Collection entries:

* * * * * * * * *

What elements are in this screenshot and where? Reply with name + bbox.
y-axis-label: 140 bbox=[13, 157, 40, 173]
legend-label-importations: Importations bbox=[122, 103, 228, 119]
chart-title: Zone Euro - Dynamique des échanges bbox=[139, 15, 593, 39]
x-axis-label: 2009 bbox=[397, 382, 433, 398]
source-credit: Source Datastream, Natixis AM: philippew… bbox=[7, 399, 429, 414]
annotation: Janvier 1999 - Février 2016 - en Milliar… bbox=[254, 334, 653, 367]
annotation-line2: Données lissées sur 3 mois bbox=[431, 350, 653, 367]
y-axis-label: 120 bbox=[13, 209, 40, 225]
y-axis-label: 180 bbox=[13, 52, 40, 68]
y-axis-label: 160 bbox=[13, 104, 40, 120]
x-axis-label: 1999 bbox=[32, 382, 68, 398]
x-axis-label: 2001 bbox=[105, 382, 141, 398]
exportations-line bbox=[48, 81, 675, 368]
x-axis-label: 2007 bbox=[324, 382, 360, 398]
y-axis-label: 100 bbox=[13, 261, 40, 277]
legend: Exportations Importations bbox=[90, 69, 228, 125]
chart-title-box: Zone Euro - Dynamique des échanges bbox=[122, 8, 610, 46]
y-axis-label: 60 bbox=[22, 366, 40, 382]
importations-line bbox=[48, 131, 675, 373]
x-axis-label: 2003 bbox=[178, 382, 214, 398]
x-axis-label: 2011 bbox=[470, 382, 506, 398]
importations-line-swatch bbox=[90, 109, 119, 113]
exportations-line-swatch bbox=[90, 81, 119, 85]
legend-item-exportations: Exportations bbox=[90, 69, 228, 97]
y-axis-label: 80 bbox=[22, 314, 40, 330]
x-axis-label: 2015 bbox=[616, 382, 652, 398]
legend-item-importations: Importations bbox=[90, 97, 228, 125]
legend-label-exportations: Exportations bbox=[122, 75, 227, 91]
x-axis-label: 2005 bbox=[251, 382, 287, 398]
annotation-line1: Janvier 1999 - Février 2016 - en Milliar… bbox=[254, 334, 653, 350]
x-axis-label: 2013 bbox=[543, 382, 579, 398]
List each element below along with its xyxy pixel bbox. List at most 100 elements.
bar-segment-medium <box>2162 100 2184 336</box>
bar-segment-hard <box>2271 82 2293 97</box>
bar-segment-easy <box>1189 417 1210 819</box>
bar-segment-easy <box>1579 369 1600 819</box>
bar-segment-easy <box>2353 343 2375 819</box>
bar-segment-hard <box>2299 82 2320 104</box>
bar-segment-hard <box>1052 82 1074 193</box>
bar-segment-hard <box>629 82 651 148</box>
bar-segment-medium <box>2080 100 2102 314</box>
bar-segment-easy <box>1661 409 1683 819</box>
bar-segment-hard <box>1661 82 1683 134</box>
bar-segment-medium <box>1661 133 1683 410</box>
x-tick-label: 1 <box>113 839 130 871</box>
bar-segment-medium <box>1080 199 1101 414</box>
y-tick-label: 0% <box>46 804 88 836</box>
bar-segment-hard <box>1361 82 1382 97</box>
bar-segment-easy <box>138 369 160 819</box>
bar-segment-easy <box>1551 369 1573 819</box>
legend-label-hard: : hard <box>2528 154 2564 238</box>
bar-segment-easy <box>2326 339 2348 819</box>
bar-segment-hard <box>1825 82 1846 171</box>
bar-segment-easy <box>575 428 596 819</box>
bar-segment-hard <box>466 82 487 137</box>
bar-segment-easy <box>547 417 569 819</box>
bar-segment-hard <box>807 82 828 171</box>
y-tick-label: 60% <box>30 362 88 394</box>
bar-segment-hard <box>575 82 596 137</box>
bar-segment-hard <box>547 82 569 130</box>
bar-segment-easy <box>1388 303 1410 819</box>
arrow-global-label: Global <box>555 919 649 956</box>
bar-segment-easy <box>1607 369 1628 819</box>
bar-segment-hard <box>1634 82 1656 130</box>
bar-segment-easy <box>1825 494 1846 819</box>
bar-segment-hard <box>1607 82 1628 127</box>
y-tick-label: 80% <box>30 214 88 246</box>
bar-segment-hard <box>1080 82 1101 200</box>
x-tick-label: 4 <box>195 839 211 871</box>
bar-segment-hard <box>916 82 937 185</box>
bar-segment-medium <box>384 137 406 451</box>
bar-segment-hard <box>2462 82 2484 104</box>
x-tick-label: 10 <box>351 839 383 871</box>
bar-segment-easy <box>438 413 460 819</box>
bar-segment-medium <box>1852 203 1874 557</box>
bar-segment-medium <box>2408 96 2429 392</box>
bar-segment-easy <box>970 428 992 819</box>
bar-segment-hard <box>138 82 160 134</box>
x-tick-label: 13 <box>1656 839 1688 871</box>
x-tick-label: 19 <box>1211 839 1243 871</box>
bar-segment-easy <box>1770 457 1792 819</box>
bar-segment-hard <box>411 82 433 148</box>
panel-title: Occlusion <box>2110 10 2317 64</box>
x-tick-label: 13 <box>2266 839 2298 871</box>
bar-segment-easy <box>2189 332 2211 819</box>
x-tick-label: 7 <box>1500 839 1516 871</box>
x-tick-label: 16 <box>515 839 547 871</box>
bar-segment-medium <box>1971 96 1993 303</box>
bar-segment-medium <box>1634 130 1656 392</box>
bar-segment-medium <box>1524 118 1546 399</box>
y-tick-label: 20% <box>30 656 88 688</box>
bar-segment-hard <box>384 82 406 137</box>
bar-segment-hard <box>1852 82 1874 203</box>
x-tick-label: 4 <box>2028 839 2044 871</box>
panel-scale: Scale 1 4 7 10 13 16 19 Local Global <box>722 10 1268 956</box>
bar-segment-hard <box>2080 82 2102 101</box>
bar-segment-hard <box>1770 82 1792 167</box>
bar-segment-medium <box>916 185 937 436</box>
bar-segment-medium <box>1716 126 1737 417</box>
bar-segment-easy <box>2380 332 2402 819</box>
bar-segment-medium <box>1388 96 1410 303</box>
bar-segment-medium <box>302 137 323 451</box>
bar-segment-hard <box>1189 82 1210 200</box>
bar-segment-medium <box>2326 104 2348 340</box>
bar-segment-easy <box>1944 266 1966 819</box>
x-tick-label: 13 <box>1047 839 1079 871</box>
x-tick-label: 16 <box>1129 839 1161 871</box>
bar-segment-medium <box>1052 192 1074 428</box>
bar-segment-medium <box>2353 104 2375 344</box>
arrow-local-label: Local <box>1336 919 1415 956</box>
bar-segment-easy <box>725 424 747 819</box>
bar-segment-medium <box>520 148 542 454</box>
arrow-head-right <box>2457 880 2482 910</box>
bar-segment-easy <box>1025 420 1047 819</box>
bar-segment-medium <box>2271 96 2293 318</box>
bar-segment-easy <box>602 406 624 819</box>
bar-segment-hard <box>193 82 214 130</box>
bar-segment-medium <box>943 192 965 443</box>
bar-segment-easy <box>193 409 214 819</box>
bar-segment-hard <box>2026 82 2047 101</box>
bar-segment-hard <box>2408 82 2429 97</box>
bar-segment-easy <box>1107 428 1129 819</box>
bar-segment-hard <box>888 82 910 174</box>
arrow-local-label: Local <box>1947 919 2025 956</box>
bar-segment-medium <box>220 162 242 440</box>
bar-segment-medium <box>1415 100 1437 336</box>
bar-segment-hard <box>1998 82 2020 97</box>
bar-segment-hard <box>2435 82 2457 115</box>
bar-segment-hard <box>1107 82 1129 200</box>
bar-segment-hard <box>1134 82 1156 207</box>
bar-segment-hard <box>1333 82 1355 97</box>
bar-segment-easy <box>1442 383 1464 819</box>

* * * * * * * * *

Turn everything from the first line above down to the line containing "x-axis-label: 2009 bbox=[397, 382, 433, 398]" into a JSON list of strings, with one string per line and blank lines left out.

**Solution for this problem**
[
  "What elements are in this screenshot and where? Reply with name + bbox.",
  "y-axis-label: 140 bbox=[13, 157, 40, 173]",
  "legend-label-importations: Importations bbox=[122, 103, 228, 119]",
  "chart-title: Zone Euro - Dynamique des échanges bbox=[139, 15, 593, 39]",
  "x-axis-label: 2009 bbox=[397, 382, 433, 398]"
]